### [Directions for this task]
Return all entries precisely as they stand, without the images.

### [Data listing]
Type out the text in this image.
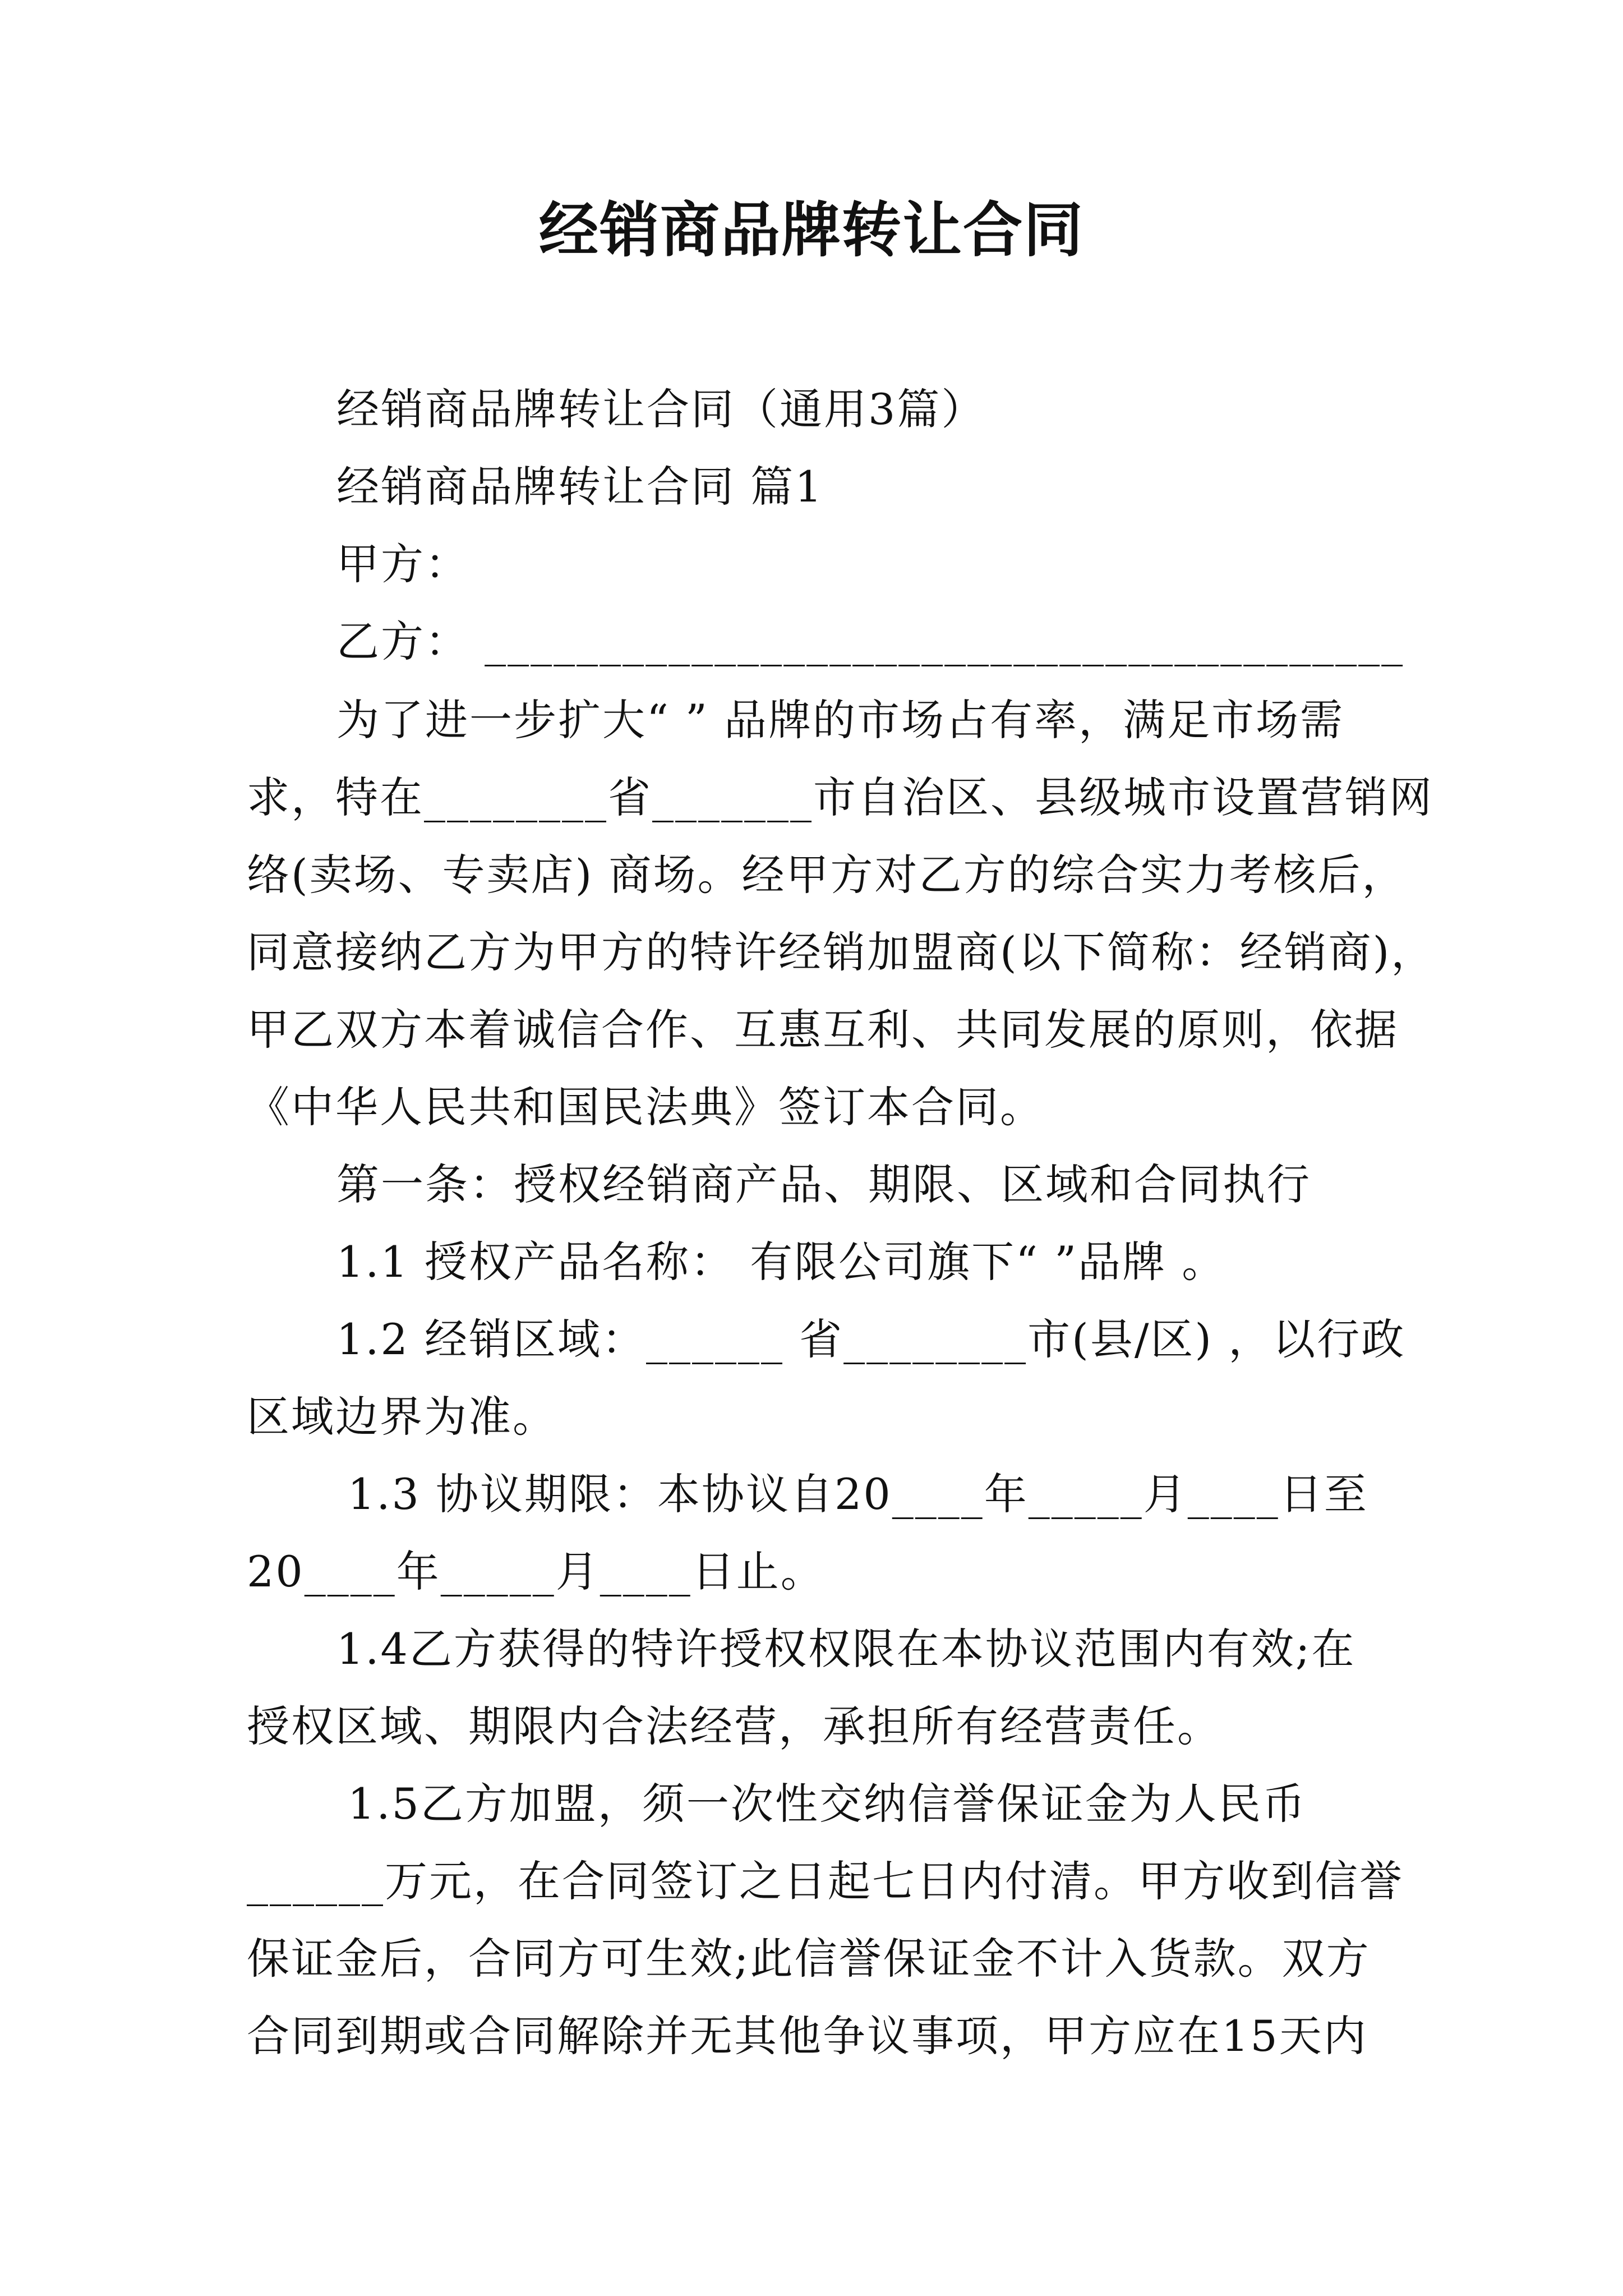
经销商品牌转让合同
经销商品牌转让合同（通用3篇）
经销商品牌转让合同 篇1
甲方：
乙方： ________________________________________
为了进一步扩大“ ” 品牌的市场占有率，满足市场需
求，特在________省_______市自治区、县级城市设置营销网
络(卖场、专卖店) 商场。经甲方对乙方的综合实力考核后，
同意接纳乙方为甲方的特许经销加盟商(以下简称：经销商)，
甲乙双方本着诚信合作、互惠互利、共同发展的原则，依据
《中华人民共和国民法典》签订本合同。
第一条：授权经销商产品、期限、区域和合同执行
1.1 授权产品名称： 有限公司旗下“ ”品牌 。
1.2 经销区域：______ 省________市(县/区) ，以行政
区域边界为准。
1.3 协议期限：本协议自20____年_____月____日至
20____年_____月____日止。
1.4乙方获得的特许授权权限在本协议范围内有效;在
授权区域、期限内合法经营，承担所有经营责任。
1.5乙方加盟，须一次性交纳信誉保证金为人民币
______万元，在合同签订之日起七日内付清。甲方收到信誉
保证金后，合同方可生效;此信誉保证金不计入货款。双方
合同到期或合同解除并无其他争议事项，甲方应在15天内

### [Complete answer]
Type out the text in this image.
经销商品牌转让合同
经销商品牌转让合同（通用3篇）
经销商品牌转让合同 篇1
甲方：
乙方： ________________________________________
为了进一步扩大“ ” 品牌的市场占有率，满足市场需
求，特在________省_______市自治区、县级城市设置营销网
络(卖场、专卖店) 商场。经甲方对乙方的综合实力考核后，
同意接纳乙方为甲方的特许经销加盟商(以下简称：经销商)，
甲乙双方本着诚信合作、互惠互利、共同发展的原则，依据
《中华人民共和国民法典》签订本合同。
第一条：授权经销商产品、期限、区域和合同执行
1.1 授权产品名称： 有限公司旗下“ ”品牌 。
1.2 经销区域：______ 省________市(县/区) ，以行政
区域边界为准。
1.3 协议期限：本协议自20____年_____月____日至
20____年_____月____日止。
1.4乙方获得的特许授权权限在本协议范围内有效;在
授权区域、期限内合法经营，承担所有经营责任。
1.5乙方加盟，须一次性交纳信誉保证金为人民币
______万元，在合同签订之日起七日内付清。甲方收到信誉
保证金后，合同方可生效;此信誉保证金不计入货款。双方
合同到期或合同解除并无其他争议事项，甲方应在15天内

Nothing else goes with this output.